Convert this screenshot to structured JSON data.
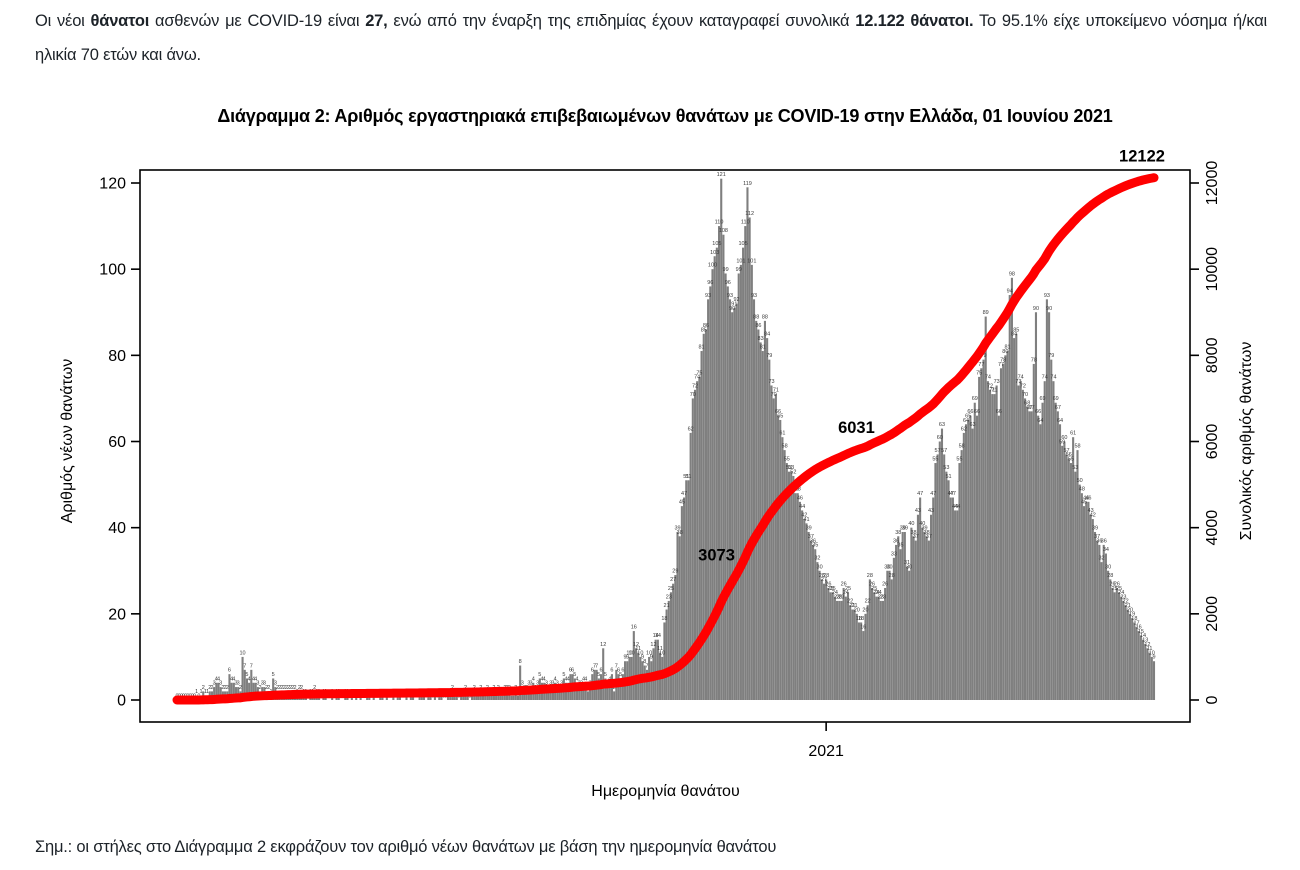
{
  "intro": {
    "s0": "Οι νέοι ",
    "s1": "θάνατοι",
    "s2": " ασθενών με COVID-19 είναι ",
    "s3": "27,",
    "s4": " ενώ από την έναρξη της επιδημίας έχουν καταγραφεί συνολικά ",
    "s5": "12.122 θάνατοι.",
    "s6": " Το 95.1% είχε υποκείμενο νόσημα ή/και ηλικία 70 ετών και άνω."
  },
  "chart": {
    "title": "Διάγραμμα 2: Αριθμός εργαστηριακά επιβεβαιωμένων θανάτων με COVID-19 στην Ελλάδα, 01 Ιουνίου 2021",
    "note": "Σημ.: οι στήλες στο Διάγραμμα 2 εκφράζουν τον αριθμό νέων θανάτων με βάση την ημερομηνία θανάτου"
  },
  "chart_data": {
    "type": "bar",
    "title": "Διάγραμμα 2: Αριθμός εργαστηριακά επιβεβαιωμένων θανάτων με COVID-19 στην Ελλάδα, 01 Ιουνίου 2021",
    "x_axis": {
      "label": "Ημερομηνία θανάτου",
      "tick_labels": [
        "2021"
      ],
      "year_tick_index": 297,
      "range_note": "daily bars, March 2020 - 01 June 2021"
    },
    "left_axis": {
      "label": "Αριθμός νέων θανάτων",
      "ticks": [
        0,
        20,
        40,
        60,
        80,
        100,
        120
      ],
      "ylim": [
        0,
        125
      ]
    },
    "right_axis": {
      "label": "Συνολικός αριθμός θανάτων",
      "ticks": [
        0,
        2000,
        4000,
        6000,
        8000,
        10000,
        12000
      ],
      "ylim": [
        0,
        12500
      ]
    },
    "bars": {
      "name": "new deaths per death date",
      "color": "#7f7f7f",
      "values": [
        0,
        0,
        0,
        0,
        0,
        0,
        0,
        0,
        0,
        1,
        0,
        1,
        2,
        1,
        1,
        2,
        2,
        3,
        4,
        4,
        3,
        2,
        2,
        2,
        6,
        4,
        4,
        3,
        3,
        2,
        10,
        7,
        5,
        4,
        7,
        4,
        4,
        3,
        2,
        3,
        3,
        2,
        2,
        1,
        5,
        3,
        2,
        2,
        2,
        2,
        2,
        2,
        2,
        2,
        2,
        1,
        2,
        2,
        1,
        1,
        0,
        1,
        1,
        2,
        1,
        1,
        0,
        1,
        1,
        0,
        0,
        1,
        0,
        1,
        1,
        0,
        0,
        1,
        1,
        0,
        1,
        0,
        1,
        0,
        1,
        0,
        0,
        1,
        1,
        0,
        1,
        0,
        0,
        1,
        1,
        0,
        1,
        0,
        0,
        1,
        0,
        1,
        1,
        0,
        0,
        1,
        0,
        1,
        1,
        0,
        0,
        1,
        1,
        1,
        0,
        1,
        1,
        0,
        1,
        0,
        1,
        1,
        0,
        0,
        1,
        1,
        2,
        1,
        1,
        0,
        1,
        1,
        2,
        1,
        0,
        1,
        2,
        1,
        1,
        2,
        1,
        1,
        2,
        1,
        1,
        2,
        1,
        2,
        1,
        1,
        2,
        2,
        2,
        1,
        1,
        2,
        1,
        8,
        3,
        2,
        2,
        3,
        3,
        4,
        2,
        3,
        5,
        4,
        4,
        3,
        2,
        3,
        3,
        4,
        3,
        2,
        3,
        5,
        4,
        4,
        6,
        6,
        5,
        4,
        3,
        3,
        4,
        4,
        2,
        3,
        6,
        7,
        7,
        5,
        6,
        12,
        5,
        3,
        4,
        6,
        2,
        7,
        6,
        5,
        6,
        9,
        9,
        10,
        10,
        16,
        12,
        11,
        10,
        9,
        8,
        7,
        10,
        9,
        12,
        14,
        14,
        11,
        10,
        18,
        21,
        23,
        25,
        27,
        29,
        39,
        38,
        45,
        47,
        51,
        51,
        62,
        70,
        72,
        74,
        75,
        81,
        85,
        86,
        93,
        96,
        100,
        103,
        105,
        110,
        121,
        108,
        99,
        96,
        93,
        90,
        91,
        92,
        99,
        101,
        105,
        110,
        119,
        112,
        101,
        93,
        88,
        86,
        83,
        81,
        88,
        84,
        79,
        73,
        70,
        71,
        66,
        65,
        61,
        58,
        55,
        53,
        53,
        52,
        48,
        48,
        46,
        44,
        42,
        41,
        39,
        37,
        36,
        35,
        32,
        30,
        28,
        27,
        28,
        26,
        25,
        25,
        24,
        23,
        23,
        23,
        26,
        24,
        25,
        22,
        21,
        21,
        20,
        18,
        18,
        16,
        20,
        22,
        28,
        26,
        25,
        24,
        24,
        23,
        23,
        26,
        30,
        30,
        28,
        33,
        36,
        38,
        35,
        39,
        39,
        31,
        30,
        40,
        38,
        37,
        43,
        47,
        40,
        39,
        38,
        37,
        43,
        47,
        55,
        57,
        60,
        63,
        57,
        53,
        51,
        47,
        47,
        44,
        44,
        55,
        58,
        62,
        64,
        65,
        66,
        63,
        69,
        66,
        75,
        77,
        79,
        89,
        74,
        72,
        71,
        71,
        73,
        66,
        77,
        78,
        80,
        81,
        94,
        98,
        84,
        85,
        73,
        74,
        72,
        70,
        68,
        67,
        67,
        78,
        90,
        66,
        64,
        69,
        74,
        93,
        90,
        79,
        74,
        69,
        67,
        64,
        59,
        60,
        57,
        56,
        55,
        61,
        53,
        58,
        50,
        48,
        45,
        46,
        46,
        43,
        42,
        39,
        37,
        36,
        32,
        36,
        34,
        30,
        28,
        26,
        25,
        26,
        25,
        24,
        23,
        22,
        21,
        20,
        19,
        18,
        17,
        16,
        15,
        14,
        13,
        12,
        11,
        10,
        9
      ]
    },
    "line": {
      "name": "cumulative deaths",
      "color": "#ff0000",
      "final_total": 12122,
      "milestone_labels": [
        3073,
        6031,
        12122
      ]
    },
    "colors": {
      "bar_gray": "#7f7f7f",
      "line_red": "#ff0000",
      "text": "#000000"
    },
    "legend": "none",
    "grid": "off"
  }
}
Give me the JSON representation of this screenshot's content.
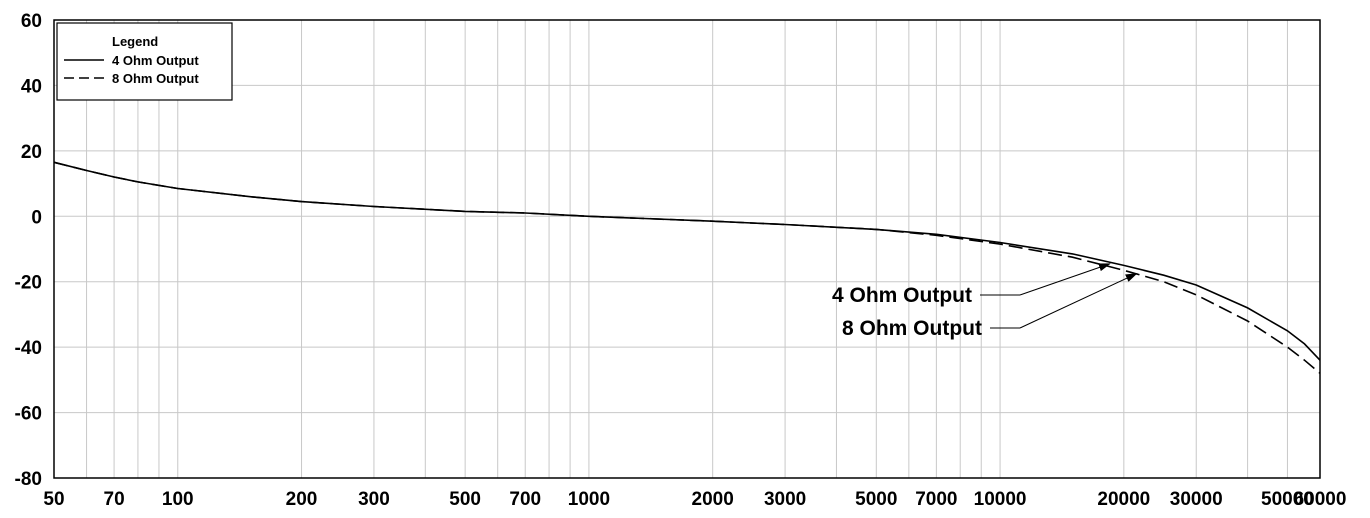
{
  "chart_data": {
    "type": "line",
    "title": "",
    "xlabel": "",
    "ylabel": "",
    "x_scale": "log",
    "xlim": [
      50,
      60000
    ],
    "ylim": [
      -80,
      60
    ],
    "grid": true,
    "x_ticks": [
      50,
      70,
      100,
      200,
      300,
      500,
      700,
      1000,
      2000,
      3000,
      5000,
      7000,
      10000,
      20000,
      30000,
      50000,
      60000
    ],
    "x_tick_labels": [
      "50",
      "70",
      "100",
      "200",
      "300",
      "500",
      "700",
      "1000",
      "2000",
      "3000",
      "5000",
      "7000",
      "10000",
      "20000",
      "30000",
      "50000",
      "60000"
    ],
    "x_gridlines": [
      50,
      60,
      70,
      80,
      90,
      100,
      200,
      300,
      400,
      500,
      600,
      700,
      800,
      900,
      1000,
      2000,
      3000,
      4000,
      5000,
      6000,
      7000,
      8000,
      9000,
      10000,
      20000,
      30000,
      40000,
      50000,
      60000
    ],
    "y_ticks": [
      60,
      40,
      20,
      0,
      -20,
      -40,
      -60,
      -80
    ],
    "y_tick_labels": [
      "60",
      "40",
      "20",
      "0",
      "-20",
      "-40",
      "-60",
      "-80"
    ],
    "legend": {
      "title": "Legend",
      "position": "top-left",
      "entries": [
        {
          "label": "4 Ohm Output",
          "style": "solid"
        },
        {
          "label": "8 Ohm Output",
          "style": "dashed"
        }
      ]
    },
    "series": [
      {
        "name": "4 Ohm Output",
        "style": "solid",
        "color": "#000000",
        "x": [
          50,
          60,
          70,
          80,
          100,
          150,
          200,
          300,
          500,
          700,
          1000,
          2000,
          3000,
          5000,
          7000,
          10000,
          15000,
          20000,
          25000,
          30000,
          40000,
          50000,
          55000,
          60000
        ],
        "y": [
          16.5,
          14,
          12,
          10.5,
          8.5,
          6,
          4.5,
          3,
          1.5,
          1,
          0,
          -1.5,
          -2.5,
          -4,
          -5.5,
          -8,
          -11.5,
          -15,
          -18,
          -21,
          -28,
          -35,
          -39,
          -44
        ]
      },
      {
        "name": "8 Ohm Output",
        "style": "dashed",
        "color": "#000000",
        "x": [
          50,
          60,
          70,
          80,
          100,
          150,
          200,
          300,
          500,
          700,
          1000,
          2000,
          3000,
          5000,
          7000,
          10000,
          15000,
          20000,
          25000,
          30000,
          40000,
          50000,
          55000,
          60000
        ],
        "y": [
          16.5,
          14,
          12,
          10.5,
          8.5,
          6,
          4.5,
          3,
          1.5,
          1,
          0,
          -1.5,
          -2.5,
          -4,
          -5.8,
          -8.5,
          -12.5,
          -16.5,
          -20,
          -24,
          -32,
          -40,
          -44,
          -48
        ]
      }
    ],
    "annotations": [
      {
        "text": "4 Ohm Output",
        "points_to": {
          "x": 18500,
          "y": -14.5
        }
      },
      {
        "text": "8 Ohm Output",
        "points_to": {
          "x": 21500,
          "y": -17.5
        }
      }
    ]
  }
}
======
**WHAT THE TASK ASKS:**
Copy each line of the listing in which the word "name" can be found.

**WORKED SOLUTION:**
      "name": "new deaths per death date",
      "name": "cumulative deaths",
        "name": "4 Ohm Output",
        "name": "8 Ohm Output",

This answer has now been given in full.